=== STATED TASK ===
Retype the data that follows line by line, exactly, and leave its pictures out.

[Records from a collection]
[BEGIN]
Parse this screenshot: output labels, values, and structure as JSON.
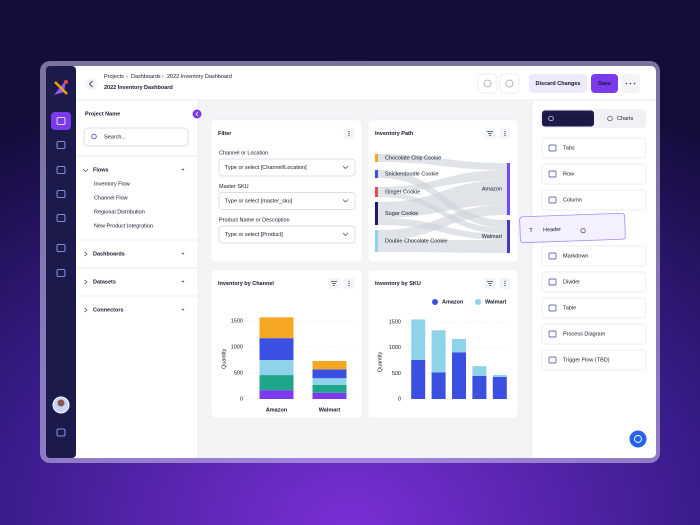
{
  "header": {
    "breadcrumbs": [
      "Projects",
      "Dashboards",
      "2022 Inventory Dashboard"
    ],
    "title": "2022 Inventory Dashboard",
    "actions": [
      "Discard Changes",
      "Save"
    ]
  },
  "sidebar": {
    "title": "Project Name",
    "search_placeholder": "Search...",
    "sections": [
      {
        "label": "Flows",
        "items": [
          "Inventory Flow",
          "Channel Flow",
          "Regional Distribution",
          "New Product Integration"
        ]
      },
      {
        "label": "Dashboards"
      },
      {
        "label": "Datasets"
      },
      {
        "label": "Connectors"
      }
    ]
  },
  "filter": {
    "title": "Filter",
    "fields": [
      {
        "label": "Channel or Location",
        "placeholder": "Type or select [Channel/Location]"
      },
      {
        "label": "Master SKU",
        "placeholder": "Type or select [master_sku]"
      },
      {
        "label": "Product Name or Description",
        "placeholder": "Type or select [Product]"
      }
    ]
  },
  "inventory_path": {
    "title": "Inventory Path",
    "sources": [
      {
        "label": "Chocolate Chip Cookie",
        "color": "#f5a623"
      },
      {
        "label": "Snickerdoodle Cookie",
        "color": "#3b4fe0"
      },
      {
        "label": "Ginger Cookie",
        "color": "#e5484d"
      },
      {
        "label": "Sugar Cookie",
        "color": "#1e1b6e"
      },
      {
        "label": "Double Chocolate Cookie",
        "color": "#8fd3ea"
      }
    ],
    "targets": [
      {
        "label": "Amazon",
        "color": "#6d4aff"
      },
      {
        "label": "Walmart",
        "color": "#4338ca"
      }
    ]
  },
  "chart_data": [
    {
      "type": "bar",
      "stacked": true,
      "title": "Inventory by Channel",
      "ylabel": "Quantity",
      "categories": [
        "Amazon",
        "Walmart"
      ],
      "series": [
        {
          "color": "#7c3aed",
          "values": [
            170,
            120
          ]
        },
        {
          "color": "#1fa58a",
          "values": [
            290,
            150
          ]
        },
        {
          "color": "#8fd3ea",
          "values": [
            290,
            130
          ]
        },
        {
          "color": "#3b4fe0",
          "values": [
            420,
            170
          ]
        },
        {
          "color": "#f5a623",
          "values": [
            400,
            160
          ]
        }
      ],
      "ylim": [
        0,
        1700
      ],
      "yticks": [
        0,
        500,
        1000,
        1500
      ],
      "grid": true
    },
    {
      "type": "bar",
      "stacked": true,
      "title": "Inventory by SKU",
      "ylabel": "Quantity",
      "categories": [
        null,
        null,
        null,
        null,
        null
      ],
      "series": [
        {
          "name": "Amazon",
          "color": "#3b4fe0",
          "values": [
            760,
            520,
            910,
            450,
            430
          ]
        },
        {
          "name": "Walmart",
          "color": "#8fd3ea",
          "values": [
            790,
            820,
            260,
            190,
            40
          ]
        }
      ],
      "ylim": [
        0,
        1600
      ],
      "yticks": [
        0,
        500,
        1000,
        1500
      ],
      "grid": true,
      "legend": "top"
    }
  ],
  "components_panel": {
    "tabs": [
      "Components",
      "Charts"
    ],
    "items": [
      "Tabs",
      "Row",
      "Column",
      "Markdown",
      "Divider",
      "Table",
      "Process Diagram",
      "Trigger Flow (TBD)"
    ],
    "dragged": {
      "label": "Header"
    }
  }
}
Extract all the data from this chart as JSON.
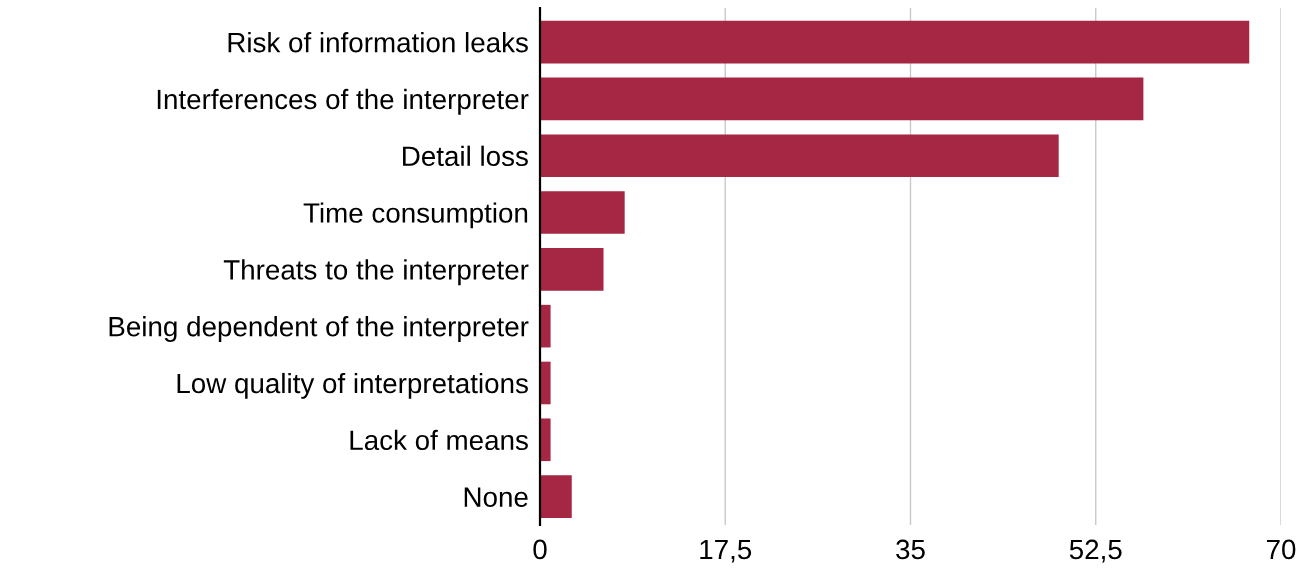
{
  "chart_data": {
    "type": "bar",
    "orientation": "horizontal",
    "categories": [
      "Risk of information leaks",
      "Interferences of the interpreter",
      "Detail loss",
      "Time consumption",
      "Threats to the interpreter",
      "Being dependent of the interpreter",
      "Low quality of interpretations",
      "Lack of means",
      "None"
    ],
    "values": [
      67,
      57,
      49,
      8,
      6,
      1,
      1,
      1,
      3
    ],
    "color": "#a52743",
    "xlim": [
      0,
      70
    ],
    "xticks": [
      0,
      {
        "value": 17.5,
        "label": "17,5"
      },
      35,
      {
        "value": 52.5,
        "label": "52,5"
      },
      70
    ],
    "grid": "x"
  }
}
[END]
=== ANSWER TO THIS PROBLEM ===
Parse this screenshot: output labels, values, and structure as JSON.
{
  "header": {
    "breadcrumbs": [
      "Projects",
      "Dashboards",
      "2022 Inventory Dashboard"
    ],
    "title": "2022 Inventory Dashboard",
    "actions": [
      "Discard Changes",
      "Save"
    ]
  },
  "sidebar": {
    "title": "Project Name",
    "search_placeholder": "Search...",
    "sections": [
      {
        "label": "Flows",
        "items": [
          "Inventory Flow",
          "Channel Flow",
          "Regional Distribution",
          "New Product Integration"
        ]
      },
      {
        "label": "Dashboards"
      },
      {
        "label": "Datasets"
      },
      {
        "label": "Connectors"
      }
    ]
  },
  "filter": {
    "title": "Filter",
    "fields": [
      {
        "label": "Channel or Location",
        "placeholder": "Type or select [Channel/Location]"
      },
      {
        "label": "Master SKU",
        "placeholder": "Type or select [master_sku]"
      },
      {
        "label": "Product Name or Description",
        "placeholder": "Type or select [Product]"
      }
    ]
  },
  "inventory_path": {
    "title": "Inventory Path",
    "sources": [
      {
        "label": "Chocolate Chip Cookie",
        "color": "#f5a623"
      },
      {
        "label": "Snickerdoodle Cookie",
        "color": "#3b4fe0"
      },
      {
        "label": "Ginger Cookie",
        "color": "#e5484d"
      },
      {
        "label": "Sugar Cookie",
        "color": "#1e1b6e"
      },
      {
        "label": "Double Chocolate Cookie",
        "color": "#8fd3ea"
      }
    ],
    "targets": [
      {
        "label": "Amazon",
        "color": "#6d4aff"
      },
      {
        "label": "Walmart",
        "color": "#4338ca"
      }
    ]
  },
  "chart_data": [
    {
      "type": "bar",
      "stacked": true,
      "title": "Inventory by Channel",
      "ylabel": "Quantity",
      "categories": [
        "Amazon",
        "Walmart"
      ],
      "series": [
        {
          "color": "#7c3aed",
          "values": [
            170,
            120
          ]
        },
        {
          "color": "#1fa58a",
          "values": [
            290,
            150
          ]
        },
        {
          "color": "#8fd3ea",
          "values": [
            290,
            130
          ]
        },
        {
          "color": "#3b4fe0",
          "values": [
            420,
            170
          ]
        },
        {
          "color": "#f5a623",
          "values": [
            400,
            160
          ]
        }
      ],
      "ylim": [
        0,
        1700
      ],
      "yticks": [
        0,
        500,
        1000,
        1500
      ],
      "grid": true
    },
    {
      "type": "bar",
      "stacked": true,
      "title": "Inventory by SKU",
      "ylabel": "Quantity",
      "categories": [
        null,
        null,
        null,
        null,
        null
      ],
      "series": [
        {
          "name": "Amazon",
          "color": "#3b4fe0",
          "values": [
            760,
            520,
            910,
            450,
            430
          ]
        },
        {
          "name": "Walmart",
          "color": "#8fd3ea",
          "values": [
            790,
            820,
            260,
            190,
            40
          ]
        }
      ],
      "ylim": [
        0,
        1600
      ],
      "yticks": [
        0,
        500,
        1000,
        1500
      ],
      "grid": true,
      "legend": "top"
    }
  ],
  "components_panel": {
    "tabs": [
      "Components",
      "Charts"
    ],
    "items": [
      "Tabs",
      "Row",
      "Column",
      "Markdown",
      "Divider",
      "Table",
      "Process Diagram",
      "Trigger Flow (TBD)"
    ],
    "dragged": {
      "label": "Header"
    }
  }
}
Extract all the data from this chart as JSON.
{
  "chart_data": {
    "type": "bar",
    "orientation": "horizontal",
    "categories": [
      "Risk of information leaks",
      "Interferences of the interpreter",
      "Detail loss",
      "Time consumption",
      "Threats to the interpreter",
      "Being dependent of the interpreter",
      "Low quality of interpretations",
      "Lack of means",
      "None"
    ],
    "values": [
      67,
      57,
      49,
      8,
      6,
      1,
      1,
      1,
      3
    ],
    "color": "#a52743",
    "xlim": [
      0,
      70
    ],
    "xticks": [
      0,
      {
        "value": 17.5,
        "label": "17,5"
      },
      35,
      {
        "value": 52.5,
        "label": "52,5"
      },
      70
    ],
    "grid": "x"
  }
}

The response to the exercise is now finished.